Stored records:

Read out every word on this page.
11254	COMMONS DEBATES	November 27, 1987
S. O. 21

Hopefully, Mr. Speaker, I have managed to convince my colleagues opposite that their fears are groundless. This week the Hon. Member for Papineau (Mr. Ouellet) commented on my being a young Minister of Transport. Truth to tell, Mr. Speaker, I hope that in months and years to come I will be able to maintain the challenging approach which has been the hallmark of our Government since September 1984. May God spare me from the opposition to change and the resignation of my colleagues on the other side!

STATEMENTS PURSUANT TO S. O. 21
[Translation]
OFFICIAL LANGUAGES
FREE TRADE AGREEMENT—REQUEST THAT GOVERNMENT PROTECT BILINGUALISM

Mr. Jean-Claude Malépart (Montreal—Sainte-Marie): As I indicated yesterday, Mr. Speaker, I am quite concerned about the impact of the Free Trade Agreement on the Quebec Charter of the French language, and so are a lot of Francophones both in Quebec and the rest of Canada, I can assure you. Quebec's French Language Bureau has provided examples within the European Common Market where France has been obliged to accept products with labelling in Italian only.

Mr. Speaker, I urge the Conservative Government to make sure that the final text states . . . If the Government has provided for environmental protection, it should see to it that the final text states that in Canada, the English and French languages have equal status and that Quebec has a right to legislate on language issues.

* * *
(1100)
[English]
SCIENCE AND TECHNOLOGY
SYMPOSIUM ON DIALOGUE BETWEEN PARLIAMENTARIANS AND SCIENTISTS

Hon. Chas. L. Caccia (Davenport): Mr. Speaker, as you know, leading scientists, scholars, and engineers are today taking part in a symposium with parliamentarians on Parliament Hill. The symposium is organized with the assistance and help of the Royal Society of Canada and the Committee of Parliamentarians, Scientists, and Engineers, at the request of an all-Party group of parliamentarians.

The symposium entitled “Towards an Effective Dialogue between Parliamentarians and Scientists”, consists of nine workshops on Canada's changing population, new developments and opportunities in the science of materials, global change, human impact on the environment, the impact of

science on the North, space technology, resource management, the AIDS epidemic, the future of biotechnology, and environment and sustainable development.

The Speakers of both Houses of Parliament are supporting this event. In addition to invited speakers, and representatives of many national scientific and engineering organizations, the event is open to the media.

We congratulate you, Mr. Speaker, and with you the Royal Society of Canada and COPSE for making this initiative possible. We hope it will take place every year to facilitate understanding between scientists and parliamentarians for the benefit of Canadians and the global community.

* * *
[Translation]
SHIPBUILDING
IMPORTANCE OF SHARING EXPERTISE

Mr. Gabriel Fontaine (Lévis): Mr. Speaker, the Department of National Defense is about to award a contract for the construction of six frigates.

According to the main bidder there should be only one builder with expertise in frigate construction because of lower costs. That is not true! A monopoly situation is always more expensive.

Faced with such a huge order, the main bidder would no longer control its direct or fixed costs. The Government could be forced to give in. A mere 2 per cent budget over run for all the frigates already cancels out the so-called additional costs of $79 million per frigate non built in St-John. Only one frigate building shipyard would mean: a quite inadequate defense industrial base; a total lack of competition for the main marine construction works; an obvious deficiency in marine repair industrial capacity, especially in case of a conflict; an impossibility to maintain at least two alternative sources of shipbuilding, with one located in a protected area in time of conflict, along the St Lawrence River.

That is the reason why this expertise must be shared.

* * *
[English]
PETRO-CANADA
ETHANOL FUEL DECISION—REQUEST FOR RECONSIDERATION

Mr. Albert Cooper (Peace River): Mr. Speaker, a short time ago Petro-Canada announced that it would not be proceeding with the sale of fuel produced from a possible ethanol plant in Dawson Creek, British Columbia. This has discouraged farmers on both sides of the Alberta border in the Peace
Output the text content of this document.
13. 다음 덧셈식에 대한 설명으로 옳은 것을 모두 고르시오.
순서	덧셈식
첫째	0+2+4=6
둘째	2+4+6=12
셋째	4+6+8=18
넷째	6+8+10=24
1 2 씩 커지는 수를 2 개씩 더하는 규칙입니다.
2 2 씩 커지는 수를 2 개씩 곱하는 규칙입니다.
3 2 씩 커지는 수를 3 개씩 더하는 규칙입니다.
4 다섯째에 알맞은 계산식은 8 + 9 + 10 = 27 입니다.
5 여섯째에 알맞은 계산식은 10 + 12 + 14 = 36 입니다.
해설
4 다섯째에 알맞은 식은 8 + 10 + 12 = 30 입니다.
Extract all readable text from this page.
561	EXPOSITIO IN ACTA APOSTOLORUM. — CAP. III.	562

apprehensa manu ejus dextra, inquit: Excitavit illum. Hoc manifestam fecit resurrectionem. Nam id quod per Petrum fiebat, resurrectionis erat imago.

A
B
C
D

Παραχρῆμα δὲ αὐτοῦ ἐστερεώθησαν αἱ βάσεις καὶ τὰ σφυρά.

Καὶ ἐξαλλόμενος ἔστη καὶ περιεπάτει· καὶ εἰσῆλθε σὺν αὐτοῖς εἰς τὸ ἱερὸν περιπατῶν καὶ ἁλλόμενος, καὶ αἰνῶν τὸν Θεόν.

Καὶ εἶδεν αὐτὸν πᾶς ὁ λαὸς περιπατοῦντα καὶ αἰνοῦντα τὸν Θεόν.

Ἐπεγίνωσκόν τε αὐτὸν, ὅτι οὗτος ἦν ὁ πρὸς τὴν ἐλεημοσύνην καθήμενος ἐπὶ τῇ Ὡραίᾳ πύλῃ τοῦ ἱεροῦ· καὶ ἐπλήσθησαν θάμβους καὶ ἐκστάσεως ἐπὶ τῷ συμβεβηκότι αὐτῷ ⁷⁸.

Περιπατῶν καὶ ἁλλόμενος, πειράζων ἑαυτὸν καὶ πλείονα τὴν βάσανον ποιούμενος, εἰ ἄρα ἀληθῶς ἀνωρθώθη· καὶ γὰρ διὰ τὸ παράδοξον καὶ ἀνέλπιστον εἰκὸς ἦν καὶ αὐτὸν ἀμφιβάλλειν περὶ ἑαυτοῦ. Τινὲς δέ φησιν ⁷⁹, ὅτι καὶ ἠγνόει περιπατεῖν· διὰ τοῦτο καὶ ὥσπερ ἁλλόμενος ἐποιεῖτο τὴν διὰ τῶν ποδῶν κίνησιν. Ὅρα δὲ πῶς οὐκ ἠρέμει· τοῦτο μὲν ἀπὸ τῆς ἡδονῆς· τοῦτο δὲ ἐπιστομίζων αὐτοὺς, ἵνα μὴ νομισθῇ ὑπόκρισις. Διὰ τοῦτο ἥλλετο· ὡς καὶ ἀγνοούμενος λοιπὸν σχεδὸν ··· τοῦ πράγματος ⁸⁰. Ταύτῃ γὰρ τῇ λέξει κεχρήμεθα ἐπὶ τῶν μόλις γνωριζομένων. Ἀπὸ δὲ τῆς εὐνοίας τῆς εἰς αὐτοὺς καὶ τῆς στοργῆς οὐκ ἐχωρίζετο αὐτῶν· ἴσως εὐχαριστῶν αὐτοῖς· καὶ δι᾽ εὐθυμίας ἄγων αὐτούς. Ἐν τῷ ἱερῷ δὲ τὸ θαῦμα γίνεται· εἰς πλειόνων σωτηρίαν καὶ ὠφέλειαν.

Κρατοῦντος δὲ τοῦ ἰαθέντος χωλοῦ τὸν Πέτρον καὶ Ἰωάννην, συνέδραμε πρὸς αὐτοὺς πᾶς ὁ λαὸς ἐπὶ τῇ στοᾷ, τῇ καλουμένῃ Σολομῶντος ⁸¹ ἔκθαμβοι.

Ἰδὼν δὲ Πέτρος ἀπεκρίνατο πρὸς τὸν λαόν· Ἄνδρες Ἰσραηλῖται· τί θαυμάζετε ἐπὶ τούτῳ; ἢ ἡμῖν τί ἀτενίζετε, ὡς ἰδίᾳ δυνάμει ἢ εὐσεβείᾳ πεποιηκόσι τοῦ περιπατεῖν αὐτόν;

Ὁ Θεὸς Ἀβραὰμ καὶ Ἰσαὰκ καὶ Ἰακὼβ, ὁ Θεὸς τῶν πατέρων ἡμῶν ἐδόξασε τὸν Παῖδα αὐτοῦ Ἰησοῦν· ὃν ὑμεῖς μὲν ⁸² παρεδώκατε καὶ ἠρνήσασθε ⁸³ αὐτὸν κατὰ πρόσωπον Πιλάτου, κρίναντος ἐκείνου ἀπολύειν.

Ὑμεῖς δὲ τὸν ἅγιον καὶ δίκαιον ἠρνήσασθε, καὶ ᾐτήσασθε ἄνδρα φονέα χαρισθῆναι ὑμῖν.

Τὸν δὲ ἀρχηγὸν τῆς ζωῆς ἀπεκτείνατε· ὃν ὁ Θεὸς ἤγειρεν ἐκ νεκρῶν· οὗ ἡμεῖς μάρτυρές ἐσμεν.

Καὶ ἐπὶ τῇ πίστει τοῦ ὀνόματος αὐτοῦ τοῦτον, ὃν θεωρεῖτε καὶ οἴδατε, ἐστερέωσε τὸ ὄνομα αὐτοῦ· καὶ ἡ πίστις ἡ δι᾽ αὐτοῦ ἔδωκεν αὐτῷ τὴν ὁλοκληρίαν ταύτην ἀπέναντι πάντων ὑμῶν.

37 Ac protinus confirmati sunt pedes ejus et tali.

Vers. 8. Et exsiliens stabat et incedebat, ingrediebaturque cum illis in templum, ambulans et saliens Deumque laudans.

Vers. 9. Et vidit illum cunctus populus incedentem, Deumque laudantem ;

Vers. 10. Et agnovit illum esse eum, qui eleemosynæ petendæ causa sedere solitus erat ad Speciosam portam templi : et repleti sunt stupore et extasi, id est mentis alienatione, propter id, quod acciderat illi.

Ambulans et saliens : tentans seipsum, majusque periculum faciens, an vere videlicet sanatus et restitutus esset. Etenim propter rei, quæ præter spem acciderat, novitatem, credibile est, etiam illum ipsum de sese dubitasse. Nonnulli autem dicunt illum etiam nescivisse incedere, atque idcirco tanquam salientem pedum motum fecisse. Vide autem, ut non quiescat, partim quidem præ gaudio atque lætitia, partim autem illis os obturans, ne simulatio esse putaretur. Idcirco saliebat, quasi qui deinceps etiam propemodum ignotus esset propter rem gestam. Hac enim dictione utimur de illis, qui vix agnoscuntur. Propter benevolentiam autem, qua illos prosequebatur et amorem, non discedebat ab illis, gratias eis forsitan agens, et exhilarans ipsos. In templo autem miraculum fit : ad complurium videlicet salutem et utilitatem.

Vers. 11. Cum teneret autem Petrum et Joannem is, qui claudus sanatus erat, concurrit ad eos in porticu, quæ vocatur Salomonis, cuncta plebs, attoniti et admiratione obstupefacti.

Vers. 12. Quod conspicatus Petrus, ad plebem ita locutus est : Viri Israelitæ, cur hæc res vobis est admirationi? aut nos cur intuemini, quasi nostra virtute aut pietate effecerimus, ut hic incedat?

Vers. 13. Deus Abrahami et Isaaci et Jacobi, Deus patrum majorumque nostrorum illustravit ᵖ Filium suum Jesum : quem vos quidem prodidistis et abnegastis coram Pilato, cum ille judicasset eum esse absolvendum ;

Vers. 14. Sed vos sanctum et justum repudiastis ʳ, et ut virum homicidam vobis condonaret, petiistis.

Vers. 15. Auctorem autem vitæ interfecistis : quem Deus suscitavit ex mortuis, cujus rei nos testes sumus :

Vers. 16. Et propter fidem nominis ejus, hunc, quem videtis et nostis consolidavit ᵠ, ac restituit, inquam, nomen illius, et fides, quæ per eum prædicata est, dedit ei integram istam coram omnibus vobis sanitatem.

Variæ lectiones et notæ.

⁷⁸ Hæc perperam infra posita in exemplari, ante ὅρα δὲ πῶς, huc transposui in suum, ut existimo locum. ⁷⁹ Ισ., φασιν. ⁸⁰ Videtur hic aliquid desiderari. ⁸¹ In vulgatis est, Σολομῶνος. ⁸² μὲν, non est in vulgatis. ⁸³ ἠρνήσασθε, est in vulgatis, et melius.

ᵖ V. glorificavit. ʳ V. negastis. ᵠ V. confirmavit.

WHAT NEEDS TO BE DONE: Gather up every line in the data above that contains the word "Deus", copying each one.

ANSWER IN FULL:
Vers. 13. Deus Abrahami et Isaaci et Jacobi, Deus patrum majorumque nostrorum illustravit ᵖ Filium suum Jesum : quem vos quidem prodidistis et abnegastis coram Pilato, cum ille judicasset eum esse absolvendum ;
Vers. 15. Auctorem autem vitæ interfecistis : quem Deus suscitavit ex mortuis, cujus rei nos testes sumus :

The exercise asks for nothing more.